Work to do: Your task is to copy each line that has the word "style".

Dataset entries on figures
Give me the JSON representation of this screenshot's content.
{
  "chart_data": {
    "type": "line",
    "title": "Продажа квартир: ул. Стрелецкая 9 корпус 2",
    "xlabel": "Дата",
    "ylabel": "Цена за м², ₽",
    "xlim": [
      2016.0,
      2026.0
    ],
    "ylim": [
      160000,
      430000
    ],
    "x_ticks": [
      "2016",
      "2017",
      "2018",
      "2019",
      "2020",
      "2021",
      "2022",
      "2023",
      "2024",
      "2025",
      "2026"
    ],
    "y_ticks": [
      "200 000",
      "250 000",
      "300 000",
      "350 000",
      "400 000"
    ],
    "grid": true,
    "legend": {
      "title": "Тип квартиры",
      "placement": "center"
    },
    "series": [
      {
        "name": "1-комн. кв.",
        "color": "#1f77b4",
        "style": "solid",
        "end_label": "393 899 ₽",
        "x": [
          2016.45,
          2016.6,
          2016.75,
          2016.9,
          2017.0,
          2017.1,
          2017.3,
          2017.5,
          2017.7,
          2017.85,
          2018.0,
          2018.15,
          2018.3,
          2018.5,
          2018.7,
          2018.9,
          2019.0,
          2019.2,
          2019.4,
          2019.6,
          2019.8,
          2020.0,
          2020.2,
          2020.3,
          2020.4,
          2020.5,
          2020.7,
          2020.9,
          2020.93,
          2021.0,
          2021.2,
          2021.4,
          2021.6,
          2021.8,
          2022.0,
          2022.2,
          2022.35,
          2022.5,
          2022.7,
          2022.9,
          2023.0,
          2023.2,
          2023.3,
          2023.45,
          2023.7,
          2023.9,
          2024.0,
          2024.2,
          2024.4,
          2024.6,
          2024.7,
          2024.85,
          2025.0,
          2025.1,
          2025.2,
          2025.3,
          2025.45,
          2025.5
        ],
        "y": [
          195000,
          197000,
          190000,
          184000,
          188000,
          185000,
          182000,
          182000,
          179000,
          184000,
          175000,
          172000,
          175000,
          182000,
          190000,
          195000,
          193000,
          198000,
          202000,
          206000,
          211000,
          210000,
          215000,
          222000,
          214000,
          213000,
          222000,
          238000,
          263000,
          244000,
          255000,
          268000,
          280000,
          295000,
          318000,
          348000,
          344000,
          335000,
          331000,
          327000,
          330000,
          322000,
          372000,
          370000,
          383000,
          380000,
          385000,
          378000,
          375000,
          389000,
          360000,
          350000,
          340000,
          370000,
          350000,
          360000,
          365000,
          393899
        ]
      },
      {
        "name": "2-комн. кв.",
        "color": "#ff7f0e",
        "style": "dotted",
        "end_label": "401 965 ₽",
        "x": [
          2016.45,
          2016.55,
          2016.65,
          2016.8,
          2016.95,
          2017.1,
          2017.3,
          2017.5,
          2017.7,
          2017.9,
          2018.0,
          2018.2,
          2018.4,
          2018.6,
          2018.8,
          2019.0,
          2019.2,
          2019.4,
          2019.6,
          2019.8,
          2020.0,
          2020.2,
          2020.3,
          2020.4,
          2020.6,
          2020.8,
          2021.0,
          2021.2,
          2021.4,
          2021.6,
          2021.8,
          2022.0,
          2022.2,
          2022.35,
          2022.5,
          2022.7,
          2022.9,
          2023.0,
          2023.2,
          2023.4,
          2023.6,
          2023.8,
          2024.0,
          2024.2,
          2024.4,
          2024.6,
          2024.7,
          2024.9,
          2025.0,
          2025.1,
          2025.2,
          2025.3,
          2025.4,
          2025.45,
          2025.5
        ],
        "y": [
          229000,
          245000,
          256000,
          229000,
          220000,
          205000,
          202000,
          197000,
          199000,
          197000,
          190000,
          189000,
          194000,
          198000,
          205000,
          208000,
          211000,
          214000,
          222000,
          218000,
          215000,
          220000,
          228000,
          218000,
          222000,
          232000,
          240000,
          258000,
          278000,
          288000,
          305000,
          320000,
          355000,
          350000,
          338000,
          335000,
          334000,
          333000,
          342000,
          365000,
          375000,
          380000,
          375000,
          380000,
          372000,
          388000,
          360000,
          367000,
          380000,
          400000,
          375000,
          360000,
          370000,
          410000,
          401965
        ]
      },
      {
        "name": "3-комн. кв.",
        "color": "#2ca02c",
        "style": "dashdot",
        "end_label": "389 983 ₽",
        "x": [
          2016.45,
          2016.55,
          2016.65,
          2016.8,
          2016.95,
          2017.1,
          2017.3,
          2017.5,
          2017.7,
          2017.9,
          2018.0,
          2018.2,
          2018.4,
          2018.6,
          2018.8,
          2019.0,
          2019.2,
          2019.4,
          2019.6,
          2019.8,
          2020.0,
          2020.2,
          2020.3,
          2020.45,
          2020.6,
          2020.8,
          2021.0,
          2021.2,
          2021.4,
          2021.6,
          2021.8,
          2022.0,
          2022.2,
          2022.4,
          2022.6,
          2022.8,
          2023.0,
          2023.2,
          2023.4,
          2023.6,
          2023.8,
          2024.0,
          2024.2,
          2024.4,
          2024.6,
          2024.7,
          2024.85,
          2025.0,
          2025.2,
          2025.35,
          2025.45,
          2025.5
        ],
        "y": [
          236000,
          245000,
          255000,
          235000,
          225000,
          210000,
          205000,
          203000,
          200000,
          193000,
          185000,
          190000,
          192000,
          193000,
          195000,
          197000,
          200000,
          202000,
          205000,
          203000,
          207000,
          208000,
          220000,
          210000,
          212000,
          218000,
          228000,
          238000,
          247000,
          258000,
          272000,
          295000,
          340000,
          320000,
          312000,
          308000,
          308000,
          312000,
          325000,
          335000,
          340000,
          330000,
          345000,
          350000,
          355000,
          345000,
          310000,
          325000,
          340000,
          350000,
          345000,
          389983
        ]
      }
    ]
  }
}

Response:
        "style": "solid",
        "style": "dotted",
        "style": "dashdot",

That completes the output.